---------- DATA SUPPLIED ----------
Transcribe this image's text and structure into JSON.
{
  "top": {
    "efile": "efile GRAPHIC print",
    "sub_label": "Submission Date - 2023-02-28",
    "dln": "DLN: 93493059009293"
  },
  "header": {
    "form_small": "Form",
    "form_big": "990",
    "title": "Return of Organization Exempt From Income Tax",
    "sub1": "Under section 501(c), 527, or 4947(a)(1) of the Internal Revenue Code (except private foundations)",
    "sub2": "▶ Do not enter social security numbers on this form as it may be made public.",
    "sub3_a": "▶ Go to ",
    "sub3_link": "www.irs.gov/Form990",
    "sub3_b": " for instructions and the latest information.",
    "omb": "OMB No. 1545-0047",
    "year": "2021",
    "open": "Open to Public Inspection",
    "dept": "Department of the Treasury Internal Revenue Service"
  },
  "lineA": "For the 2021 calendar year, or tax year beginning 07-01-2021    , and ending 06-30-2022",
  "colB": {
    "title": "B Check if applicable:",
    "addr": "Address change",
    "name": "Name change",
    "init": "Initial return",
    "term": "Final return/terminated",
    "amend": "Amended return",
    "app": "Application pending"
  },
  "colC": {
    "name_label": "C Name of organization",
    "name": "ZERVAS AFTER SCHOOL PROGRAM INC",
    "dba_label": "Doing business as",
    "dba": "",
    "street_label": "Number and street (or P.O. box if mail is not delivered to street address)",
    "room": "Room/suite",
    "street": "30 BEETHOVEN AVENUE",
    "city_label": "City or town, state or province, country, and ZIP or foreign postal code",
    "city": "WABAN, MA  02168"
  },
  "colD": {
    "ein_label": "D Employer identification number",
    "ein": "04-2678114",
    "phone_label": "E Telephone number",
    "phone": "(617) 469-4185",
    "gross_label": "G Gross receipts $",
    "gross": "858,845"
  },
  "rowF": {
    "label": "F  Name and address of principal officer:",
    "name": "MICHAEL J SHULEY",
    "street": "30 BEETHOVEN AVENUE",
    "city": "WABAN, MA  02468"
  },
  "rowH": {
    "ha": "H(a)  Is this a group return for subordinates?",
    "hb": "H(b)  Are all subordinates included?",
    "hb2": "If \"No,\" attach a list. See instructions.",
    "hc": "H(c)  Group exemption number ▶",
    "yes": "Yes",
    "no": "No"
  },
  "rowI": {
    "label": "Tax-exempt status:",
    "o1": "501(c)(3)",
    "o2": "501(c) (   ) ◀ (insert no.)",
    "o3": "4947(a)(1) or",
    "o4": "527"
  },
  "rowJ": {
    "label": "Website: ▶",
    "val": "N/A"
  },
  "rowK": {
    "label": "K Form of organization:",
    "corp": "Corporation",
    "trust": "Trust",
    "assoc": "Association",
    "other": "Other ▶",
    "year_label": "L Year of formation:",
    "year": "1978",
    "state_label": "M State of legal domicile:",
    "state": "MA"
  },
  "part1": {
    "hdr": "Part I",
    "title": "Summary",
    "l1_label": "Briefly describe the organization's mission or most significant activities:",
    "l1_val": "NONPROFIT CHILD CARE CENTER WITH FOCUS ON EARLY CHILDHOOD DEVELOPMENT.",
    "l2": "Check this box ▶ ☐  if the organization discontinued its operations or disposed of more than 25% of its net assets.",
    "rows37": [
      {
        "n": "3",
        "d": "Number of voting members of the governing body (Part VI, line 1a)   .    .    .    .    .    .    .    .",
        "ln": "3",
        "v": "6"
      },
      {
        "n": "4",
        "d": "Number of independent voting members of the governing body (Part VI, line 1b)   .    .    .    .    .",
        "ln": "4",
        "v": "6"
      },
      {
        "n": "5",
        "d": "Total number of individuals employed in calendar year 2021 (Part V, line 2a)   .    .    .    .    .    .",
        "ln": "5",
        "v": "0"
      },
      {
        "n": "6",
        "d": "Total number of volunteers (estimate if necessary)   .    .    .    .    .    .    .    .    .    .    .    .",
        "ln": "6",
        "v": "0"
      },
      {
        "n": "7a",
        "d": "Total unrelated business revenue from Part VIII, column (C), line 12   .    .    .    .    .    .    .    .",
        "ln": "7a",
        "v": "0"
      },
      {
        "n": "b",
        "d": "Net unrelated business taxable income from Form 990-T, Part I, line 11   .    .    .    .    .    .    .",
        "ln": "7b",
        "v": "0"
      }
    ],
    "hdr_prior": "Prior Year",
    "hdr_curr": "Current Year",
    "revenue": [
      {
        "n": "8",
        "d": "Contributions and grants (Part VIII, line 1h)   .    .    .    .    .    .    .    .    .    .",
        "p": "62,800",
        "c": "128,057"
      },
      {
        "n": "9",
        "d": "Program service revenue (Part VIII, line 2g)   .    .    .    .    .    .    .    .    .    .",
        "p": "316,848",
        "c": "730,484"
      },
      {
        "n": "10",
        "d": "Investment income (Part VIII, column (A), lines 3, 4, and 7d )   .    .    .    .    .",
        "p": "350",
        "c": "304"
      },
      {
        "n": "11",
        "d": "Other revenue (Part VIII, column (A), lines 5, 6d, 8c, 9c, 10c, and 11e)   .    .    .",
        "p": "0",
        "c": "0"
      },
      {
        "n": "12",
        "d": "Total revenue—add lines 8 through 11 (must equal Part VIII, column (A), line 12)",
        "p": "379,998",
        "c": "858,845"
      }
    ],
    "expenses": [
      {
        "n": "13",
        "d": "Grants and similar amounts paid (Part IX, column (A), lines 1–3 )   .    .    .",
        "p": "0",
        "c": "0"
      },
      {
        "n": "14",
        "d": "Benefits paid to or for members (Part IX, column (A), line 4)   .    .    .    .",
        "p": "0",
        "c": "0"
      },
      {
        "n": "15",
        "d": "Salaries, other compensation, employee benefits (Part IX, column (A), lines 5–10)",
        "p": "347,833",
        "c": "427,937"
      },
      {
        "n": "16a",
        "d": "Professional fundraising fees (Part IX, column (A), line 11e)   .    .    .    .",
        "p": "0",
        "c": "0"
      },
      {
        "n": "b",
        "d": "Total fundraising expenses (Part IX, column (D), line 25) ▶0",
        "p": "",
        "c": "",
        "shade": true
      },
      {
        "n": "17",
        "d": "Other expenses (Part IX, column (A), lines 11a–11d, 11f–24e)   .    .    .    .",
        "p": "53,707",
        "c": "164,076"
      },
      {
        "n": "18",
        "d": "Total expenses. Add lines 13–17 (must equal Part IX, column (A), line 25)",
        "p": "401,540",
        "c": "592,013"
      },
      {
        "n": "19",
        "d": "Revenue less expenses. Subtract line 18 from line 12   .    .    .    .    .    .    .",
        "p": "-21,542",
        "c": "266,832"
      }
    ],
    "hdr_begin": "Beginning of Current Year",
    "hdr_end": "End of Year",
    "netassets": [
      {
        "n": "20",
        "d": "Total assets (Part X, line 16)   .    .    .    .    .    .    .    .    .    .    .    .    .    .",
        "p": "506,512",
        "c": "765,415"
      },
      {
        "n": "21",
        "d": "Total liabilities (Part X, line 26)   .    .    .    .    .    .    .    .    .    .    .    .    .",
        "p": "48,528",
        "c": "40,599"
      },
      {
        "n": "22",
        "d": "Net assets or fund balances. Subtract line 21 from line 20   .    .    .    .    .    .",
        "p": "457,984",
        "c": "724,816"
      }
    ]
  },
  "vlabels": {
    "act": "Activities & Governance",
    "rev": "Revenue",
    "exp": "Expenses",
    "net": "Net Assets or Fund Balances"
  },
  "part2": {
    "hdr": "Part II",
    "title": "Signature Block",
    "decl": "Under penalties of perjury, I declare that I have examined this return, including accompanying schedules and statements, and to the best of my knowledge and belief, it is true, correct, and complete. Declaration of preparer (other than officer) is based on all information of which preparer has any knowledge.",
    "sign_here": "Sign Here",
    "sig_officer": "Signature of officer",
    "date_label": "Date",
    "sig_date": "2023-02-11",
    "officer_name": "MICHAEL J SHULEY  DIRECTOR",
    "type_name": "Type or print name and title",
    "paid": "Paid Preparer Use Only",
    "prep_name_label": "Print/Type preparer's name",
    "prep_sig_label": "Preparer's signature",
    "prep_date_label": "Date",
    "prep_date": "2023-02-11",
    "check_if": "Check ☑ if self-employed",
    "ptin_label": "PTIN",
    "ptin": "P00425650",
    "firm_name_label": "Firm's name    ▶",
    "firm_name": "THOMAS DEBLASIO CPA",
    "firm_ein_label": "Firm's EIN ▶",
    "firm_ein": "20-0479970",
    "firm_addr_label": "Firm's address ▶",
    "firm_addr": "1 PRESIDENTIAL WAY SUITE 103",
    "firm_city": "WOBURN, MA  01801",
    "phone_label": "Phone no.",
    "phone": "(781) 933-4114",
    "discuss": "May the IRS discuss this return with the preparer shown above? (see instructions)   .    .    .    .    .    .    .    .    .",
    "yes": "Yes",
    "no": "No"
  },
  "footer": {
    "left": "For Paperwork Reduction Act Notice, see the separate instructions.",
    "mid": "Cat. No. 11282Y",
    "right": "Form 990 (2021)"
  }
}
----------
INSTRUCTIONS FOR THE TASK:
Establish how many lines of the material above hold the word "employed". Nothing but the count should be returned.

COMPLETE RESPONSE:
2